■ EXERCISE TASK: Copy out, without changes, the rows of the source data from its first line through the line containing "- home-screen: 9:41".

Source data

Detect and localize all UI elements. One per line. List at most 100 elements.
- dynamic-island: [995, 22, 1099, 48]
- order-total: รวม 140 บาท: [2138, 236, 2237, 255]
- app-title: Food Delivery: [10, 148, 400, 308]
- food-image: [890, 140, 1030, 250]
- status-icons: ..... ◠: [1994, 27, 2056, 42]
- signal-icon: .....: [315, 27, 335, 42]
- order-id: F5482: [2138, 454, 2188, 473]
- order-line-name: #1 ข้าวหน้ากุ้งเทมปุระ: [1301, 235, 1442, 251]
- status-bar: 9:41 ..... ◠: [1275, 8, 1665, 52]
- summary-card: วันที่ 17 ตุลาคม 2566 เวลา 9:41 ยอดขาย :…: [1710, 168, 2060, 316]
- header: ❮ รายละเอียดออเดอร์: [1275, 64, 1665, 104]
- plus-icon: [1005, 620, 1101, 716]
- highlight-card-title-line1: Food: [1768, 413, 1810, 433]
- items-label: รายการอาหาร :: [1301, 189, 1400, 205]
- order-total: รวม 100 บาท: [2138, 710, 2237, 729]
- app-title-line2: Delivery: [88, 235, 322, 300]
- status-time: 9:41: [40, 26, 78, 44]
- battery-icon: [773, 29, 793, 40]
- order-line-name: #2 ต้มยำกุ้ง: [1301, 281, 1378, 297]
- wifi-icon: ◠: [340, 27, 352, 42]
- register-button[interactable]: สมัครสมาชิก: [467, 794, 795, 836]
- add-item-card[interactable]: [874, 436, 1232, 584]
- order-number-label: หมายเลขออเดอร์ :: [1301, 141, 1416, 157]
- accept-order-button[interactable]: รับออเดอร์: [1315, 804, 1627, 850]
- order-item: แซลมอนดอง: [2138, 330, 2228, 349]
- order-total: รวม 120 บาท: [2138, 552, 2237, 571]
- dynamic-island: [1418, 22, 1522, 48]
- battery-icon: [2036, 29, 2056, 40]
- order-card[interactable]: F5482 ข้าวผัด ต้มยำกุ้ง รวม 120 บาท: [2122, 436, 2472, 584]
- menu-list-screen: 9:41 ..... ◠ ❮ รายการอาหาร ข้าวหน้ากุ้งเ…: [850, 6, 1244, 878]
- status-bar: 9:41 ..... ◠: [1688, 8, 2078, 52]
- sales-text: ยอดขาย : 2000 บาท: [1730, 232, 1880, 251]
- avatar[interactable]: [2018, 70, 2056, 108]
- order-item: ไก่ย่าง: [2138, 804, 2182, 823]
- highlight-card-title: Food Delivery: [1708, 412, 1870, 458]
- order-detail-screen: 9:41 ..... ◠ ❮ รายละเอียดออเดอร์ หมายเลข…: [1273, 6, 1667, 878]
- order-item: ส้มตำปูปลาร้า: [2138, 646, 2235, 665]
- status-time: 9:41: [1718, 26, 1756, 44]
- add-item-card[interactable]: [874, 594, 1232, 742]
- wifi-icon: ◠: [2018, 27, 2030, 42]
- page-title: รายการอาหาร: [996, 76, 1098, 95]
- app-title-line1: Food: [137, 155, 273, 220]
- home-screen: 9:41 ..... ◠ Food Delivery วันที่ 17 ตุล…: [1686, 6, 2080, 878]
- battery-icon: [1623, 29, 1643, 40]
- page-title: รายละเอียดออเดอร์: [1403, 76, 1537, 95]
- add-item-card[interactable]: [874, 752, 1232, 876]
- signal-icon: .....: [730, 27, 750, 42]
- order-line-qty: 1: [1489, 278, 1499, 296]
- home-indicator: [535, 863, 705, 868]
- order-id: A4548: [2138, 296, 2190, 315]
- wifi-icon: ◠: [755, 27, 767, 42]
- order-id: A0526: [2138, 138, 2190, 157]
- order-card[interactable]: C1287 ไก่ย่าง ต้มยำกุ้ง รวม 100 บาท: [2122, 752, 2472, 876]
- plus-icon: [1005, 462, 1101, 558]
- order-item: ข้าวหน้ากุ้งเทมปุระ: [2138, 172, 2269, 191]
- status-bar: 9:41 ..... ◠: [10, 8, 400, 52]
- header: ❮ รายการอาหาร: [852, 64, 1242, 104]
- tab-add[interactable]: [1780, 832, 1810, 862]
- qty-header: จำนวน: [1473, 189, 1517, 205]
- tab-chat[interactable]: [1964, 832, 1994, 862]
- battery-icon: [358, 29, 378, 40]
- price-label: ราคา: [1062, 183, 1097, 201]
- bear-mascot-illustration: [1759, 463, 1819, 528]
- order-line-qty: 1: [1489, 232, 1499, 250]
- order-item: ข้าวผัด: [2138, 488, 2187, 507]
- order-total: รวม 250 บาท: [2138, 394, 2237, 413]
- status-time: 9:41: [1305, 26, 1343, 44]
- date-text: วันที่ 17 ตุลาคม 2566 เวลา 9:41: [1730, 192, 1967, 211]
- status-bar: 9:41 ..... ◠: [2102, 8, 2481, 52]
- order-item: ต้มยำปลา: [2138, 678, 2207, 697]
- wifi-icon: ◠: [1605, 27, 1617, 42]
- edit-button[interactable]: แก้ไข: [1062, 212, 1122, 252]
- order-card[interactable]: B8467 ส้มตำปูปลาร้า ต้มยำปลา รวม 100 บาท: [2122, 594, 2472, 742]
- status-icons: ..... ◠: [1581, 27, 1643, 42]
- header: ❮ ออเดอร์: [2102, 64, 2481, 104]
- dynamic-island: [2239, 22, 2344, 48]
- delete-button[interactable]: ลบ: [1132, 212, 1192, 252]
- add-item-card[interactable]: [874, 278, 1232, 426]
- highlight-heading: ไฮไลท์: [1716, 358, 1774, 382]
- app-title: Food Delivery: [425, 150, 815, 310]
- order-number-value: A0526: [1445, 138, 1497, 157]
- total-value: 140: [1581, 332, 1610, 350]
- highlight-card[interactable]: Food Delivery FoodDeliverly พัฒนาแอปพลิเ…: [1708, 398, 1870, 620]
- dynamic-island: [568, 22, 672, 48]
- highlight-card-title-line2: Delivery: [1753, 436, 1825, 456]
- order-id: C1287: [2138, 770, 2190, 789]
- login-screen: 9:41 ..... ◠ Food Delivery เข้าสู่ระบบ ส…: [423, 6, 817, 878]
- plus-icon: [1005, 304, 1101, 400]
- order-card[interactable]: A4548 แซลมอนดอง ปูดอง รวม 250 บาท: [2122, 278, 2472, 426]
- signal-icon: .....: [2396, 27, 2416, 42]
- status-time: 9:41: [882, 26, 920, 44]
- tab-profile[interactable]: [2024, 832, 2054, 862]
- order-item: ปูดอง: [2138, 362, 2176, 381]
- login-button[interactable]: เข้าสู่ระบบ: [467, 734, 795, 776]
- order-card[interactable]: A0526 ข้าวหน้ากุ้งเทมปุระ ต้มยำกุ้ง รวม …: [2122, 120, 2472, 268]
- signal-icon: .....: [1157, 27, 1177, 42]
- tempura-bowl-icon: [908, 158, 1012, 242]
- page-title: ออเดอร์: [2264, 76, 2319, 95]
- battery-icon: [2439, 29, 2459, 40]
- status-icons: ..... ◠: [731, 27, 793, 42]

■ TASK RESULT:
Detect and localize all UI elements. One per line. List at most 100 elements.
- dynamic-island: [995, 22, 1099, 48]
- order-total: รวม 140 บาท: [2138, 236, 2237, 255]
- app-title: Food Delivery: [10, 148, 400, 308]
- food-image: [890, 140, 1030, 250]
- status-icons: ..... ◠: [1994, 27, 2056, 42]
- signal-icon: .....: [315, 27, 335, 42]
- order-id: F5482: [2138, 454, 2188, 473]
- order-line-name: #1 ข้าวหน้ากุ้งเทมปุระ: [1301, 235, 1442, 251]
- status-bar: 9:41 ..... ◠: [1275, 8, 1665, 52]
- summary-card: วันที่ 17 ตุลาคม 2566 เวลา 9:41 ยอดขาย :…: [1710, 168, 2060, 316]
- header: ❮ รายละเอียดออเดอร์: [1275, 64, 1665, 104]
- plus-icon: [1005, 620, 1101, 716]
- highlight-card-title-line1: Food: [1768, 413, 1810, 433]
- items-label: รายการอาหาร :: [1301, 189, 1400, 205]
- order-total: รวม 100 บาท: [2138, 710, 2237, 729]
- app-title-line2: Delivery: [88, 235, 322, 300]
- status-time: 9:41: [40, 26, 78, 44]
- battery-icon: [773, 29, 793, 40]
- order-line-name: #2 ต้มยำกุ้ง: [1301, 281, 1378, 297]
- wifi-icon: ◠: [340, 27, 352, 42]
- register-button[interactable]: สมัครสมาชิก: [467, 794, 795, 836]
- add-item-card[interactable]: [874, 436, 1232, 584]
- order-number-label: หมายเลขออเดอร์ :: [1301, 141, 1416, 157]
- accept-order-button[interactable]: รับออเดอร์: [1315, 804, 1627, 850]
- order-item: แซลมอนดอง: [2138, 330, 2228, 349]
- order-total: รวม 120 บาท: [2138, 552, 2237, 571]
- dynamic-island: [1418, 22, 1522, 48]
- battery-icon: [2036, 29, 2056, 40]
- order-card[interactable]: F5482 ข้าวผัด ต้มยำกุ้ง รวม 120 บาท: [2122, 436, 2472, 584]
- menu-list-screen: 9:41 ..... ◠ ❮ รายการอาหาร ข้าวหน้ากุ้งเ…: [850, 6, 1244, 878]
- status-bar: 9:41 ..... ◠: [1688, 8, 2078, 52]
- sales-text: ยอดขาย : 2000 บาท: [1730, 232, 1880, 251]
- avatar[interactable]: [2018, 70, 2056, 108]
- order-item: ไก่ย่าง: [2138, 804, 2182, 823]
- highlight-card-title: Food Delivery: [1708, 412, 1870, 458]
- order-detail-screen: 9:41 ..... ◠ ❮ รายละเอียดออเดอร์ หมายเลข…: [1273, 6, 1667, 878]
- order-item: ส้มตำปูปลาร้า: [2138, 646, 2235, 665]
- status-time: 9:41: [1718, 26, 1756, 44]
- add-item-card[interactable]: [874, 594, 1232, 742]
- wifi-icon: ◠: [2018, 27, 2030, 42]
- page-title: รายการอาหาร: [996, 76, 1098, 95]
- app-title-line1: Food: [137, 155, 273, 220]
- home-screen: 9:41 ..... ◠ Food Delivery วันที่ 17 ตุล…: [1686, 6, 2080, 878]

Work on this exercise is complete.